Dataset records
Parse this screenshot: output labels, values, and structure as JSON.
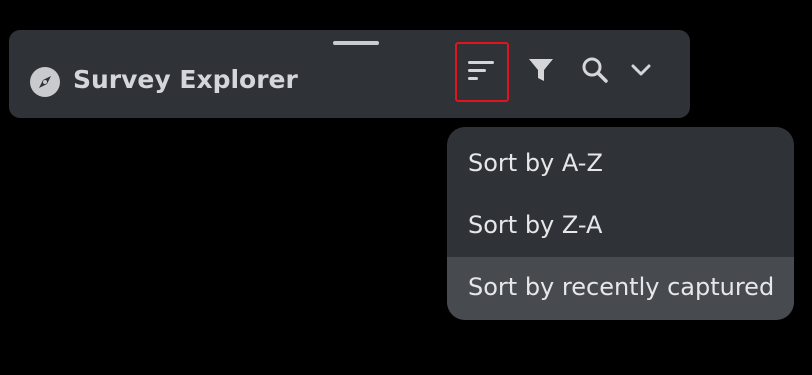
{
  "window": {
    "title": "Survey Explorer",
    "app_icon": "compass-icon"
  },
  "toolbar": {
    "sort_icon": "sort-icon",
    "filter_icon": "filter-icon",
    "search_icon": "search-icon",
    "more_icon": "chevron-down-icon",
    "highlight_color": "#e0141c"
  },
  "sort_menu": {
    "items": [
      {
        "label": "Sort by A-Z",
        "selected": false
      },
      {
        "label": "Sort by Z-A",
        "selected": false
      },
      {
        "label": "Sort by recently captured",
        "selected": true
      }
    ]
  }
}
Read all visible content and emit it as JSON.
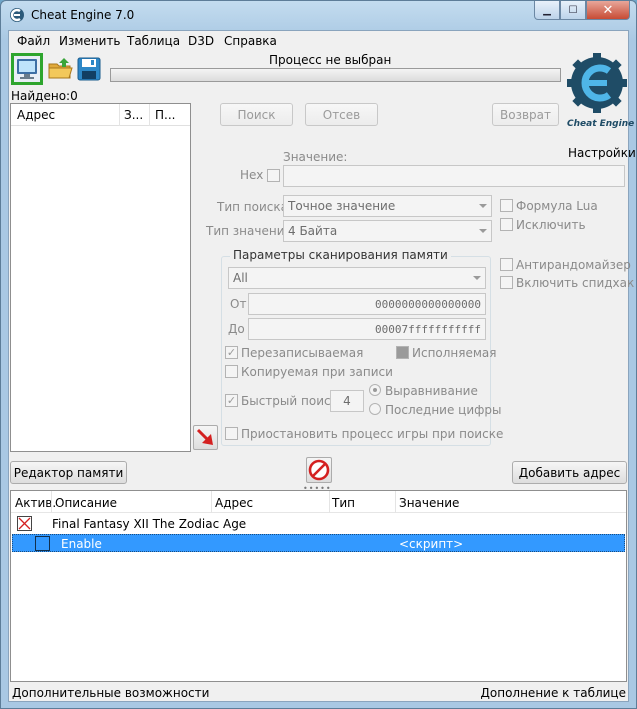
{
  "window": {
    "title": "Cheat Engine 7.0"
  },
  "menu": {
    "items": [
      "Файл",
      "Изменить",
      "Таблица",
      "D3D",
      "Справка"
    ]
  },
  "toolbar": {
    "process_label": "Процесс не выбран",
    "found_label": "Найдено:0"
  },
  "logo": {
    "text": "Cheat Engine"
  },
  "settings_label": "Настройки",
  "results": {
    "columns": [
      "Адрес",
      "З...",
      "П..."
    ]
  },
  "buttons": {
    "first_scan": "Поиск",
    "next_scan": "Отсев",
    "undo_scan": "Возврат",
    "memory_view": "Редактор памяти",
    "add_address": "Добавить адрес"
  },
  "value": {
    "label": "Значение:",
    "hex_label": "Hex",
    "value": "",
    "scan_type_label": "Тип поиска",
    "scan_type": "Точное значение",
    "value_type_label": "Тип значения",
    "value_type": "4 Байта"
  },
  "options": {
    "lua_formula": "Формула Lua",
    "not": "Исключить",
    "unrandomizer": "Антирандомайзер",
    "speedhack": "Включить спидхак"
  },
  "memory_scan": {
    "title": "Параметры сканирования памяти",
    "region": "All",
    "from_label": "От",
    "from": "0000000000000000",
    "to_label": "До",
    "to": "00007fffffffffff",
    "writable": "Перезаписываемая",
    "executable": "Исполняемая",
    "copy_on_write": "Копируемая при записи",
    "fast_scan": "Быстрый поиск",
    "fast_scan_value": "4",
    "alignment": "Выравнивание",
    "last_digits": "Последние цифры",
    "pause": "Приостановить процесс игры при поиске"
  },
  "table": {
    "columns": [
      "Актив.",
      "Описание",
      "Адрес",
      "Тип",
      "Значение"
    ],
    "rows": [
      {
        "description": "Final Fantasy XII The Zodiac Age",
        "address": "",
        "type": "",
        "value": ""
      },
      {
        "description": "Enable",
        "address": "",
        "type": "",
        "value": "<скрипт>"
      }
    ]
  },
  "status": {
    "left": "Дополнительные возможности",
    "right": "Дополнение к таблице"
  },
  "colors": {
    "selection": "#3399ff",
    "process_button_border": "#2ea52e",
    "stop_red": "#d42020"
  }
}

§ **Challenge**
Repeat the preceding records precisely, and leave every picture out of the copy.

§ **Written answer**
Parse this screenshot: output labels, values, and structure as JSON.
{
  "window": {
    "title": "Survey Explorer",
    "app_icon": "compass-icon"
  },
  "toolbar": {
    "sort_icon": "sort-icon",
    "filter_icon": "filter-icon",
    "search_icon": "search-icon",
    "more_icon": "chevron-down-icon",
    "highlight_color": "#e0141c"
  },
  "sort_menu": {
    "items": [
      {
        "label": "Sort by A-Z",
        "selected": false
      },
      {
        "label": "Sort by Z-A",
        "selected": false
      },
      {
        "label": "Sort by recently captured",
        "selected": true
      }
    ]
  }
}
Read all visible content and emit it as JSON.
{
  "window": {
    "title": "Cheat Engine 7.0"
  },
  "menu": {
    "items": [
      "Файл",
      "Изменить",
      "Таблица",
      "D3D",
      "Справка"
    ]
  },
  "toolbar": {
    "process_label": "Процесс не выбран",
    "found_label": "Найдено:0"
  },
  "logo": {
    "text": "Cheat Engine"
  },
  "settings_label": "Настройки",
  "results": {
    "columns": [
      "Адрес",
      "З...",
      "П..."
    ]
  },
  "buttons": {
    "first_scan": "Поиск",
    "next_scan": "Отсев",
    "undo_scan": "Возврат",
    "memory_view": "Редактор памяти",
    "add_address": "Добавить адрес"
  },
  "value": {
    "label": "Значение:",
    "hex_label": "Hex",
    "value": "",
    "scan_type_label": "Тип поиска",
    "scan_type": "Точное значение",
    "value_type_label": "Тип значения",
    "value_type": "4 Байта"
  },
  "options": {
    "lua_formula": "Формула Lua",
    "not": "Исключить",
    "unrandomizer": "Антирандомайзер",
    "speedhack": "Включить спидхак"
  },
  "memory_scan": {
    "title": "Параметры сканирования памяти",
    "region": "All",
    "from_label": "От",
    "from": "0000000000000000",
    "to_label": "До",
    "to": "00007fffffffffff",
    "writable": "Перезаписываемая",
    "executable": "Исполняемая",
    "copy_on_write": "Копируемая при записи",
    "fast_scan": "Быстрый поиск",
    "fast_scan_value": "4",
    "alignment": "Выравнивание",
    "last_digits": "Последние цифры",
    "pause": "Приостановить процесс игры при поиске"
  },
  "table": {
    "columns": [
      "Актив.",
      "Описание",
      "Адрес",
      "Тип",
      "Значение"
    ],
    "rows": [
      {
        "description": "Final Fantasy XII The Zodiac Age",
        "address": "",
        "type": "",
        "value": ""
      },
      {
        "description": "Enable",
        "address": "",
        "type": "",
        "value": "<скрипт>"
      }
    ]
  },
  "status": {
    "left": "Дополнительные возможности",
    "right": "Дополнение к таблице"
  },
  "colors": {
    "selection": "#3399ff",
    "process_button_border": "#2ea52e",
    "stop_red": "#d42020"
  }
}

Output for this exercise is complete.